_Dataset records_:

-- START --

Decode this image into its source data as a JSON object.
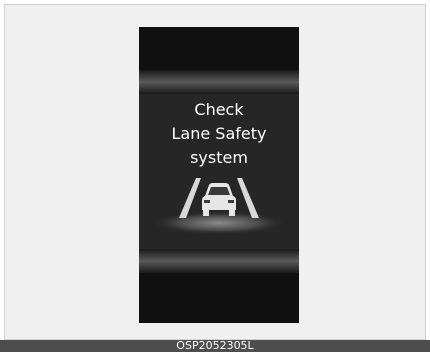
{
  "cluster": {
    "message_lines": [
      "Check",
      "Lane Safety",
      "system"
    ],
    "icon": "lane-safety-icon"
  },
  "figure": {
    "caption": "OSP2052305L"
  }
}
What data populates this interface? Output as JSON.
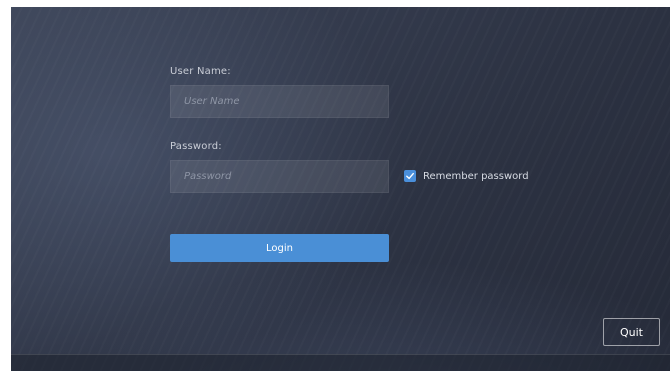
{
  "login_form": {
    "username_label": "User Name:",
    "username_placeholder": "User Name",
    "username_value": "",
    "password_label": "Password:",
    "password_placeholder": "Password",
    "password_value": "",
    "remember_label": "Remember password",
    "remember_checked": true,
    "login_label": "Login"
  },
  "footer": {
    "quit_label": "Quit"
  },
  "colors": {
    "accent": "#4a8fd6",
    "checkbox": "#4a8fdb",
    "background": "#2c3242"
  },
  "icons": {
    "checkbox_icon": "checkmark-icon"
  }
}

-- END --

_Goal of the exercise_: Omit the pictures, and quote the material above exactly as given.

_Written answer_:
Decode this image into its source data as a JSON object.
{
  "cluster": {
    "message_lines": [
      "Check",
      "Lane Safety",
      "system"
    ],
    "icon": "lane-safety-icon"
  },
  "figure": {
    "caption": "OSP2052305L"
  }
}
What data populates this interface? Output as JSON.
{
  "login_form": {
    "username_label": "User Name:",
    "username_placeholder": "User Name",
    "username_value": "",
    "password_label": "Password:",
    "password_placeholder": "Password",
    "password_value": "",
    "remember_label": "Remember password",
    "remember_checked": true,
    "login_label": "Login"
  },
  "footer": {
    "quit_label": "Quit"
  },
  "colors": {
    "accent": "#4a8fd6",
    "checkbox": "#4a8fdb",
    "background": "#2c3242"
  },
  "icons": {
    "checkbox_icon": "checkmark-icon"
  }
}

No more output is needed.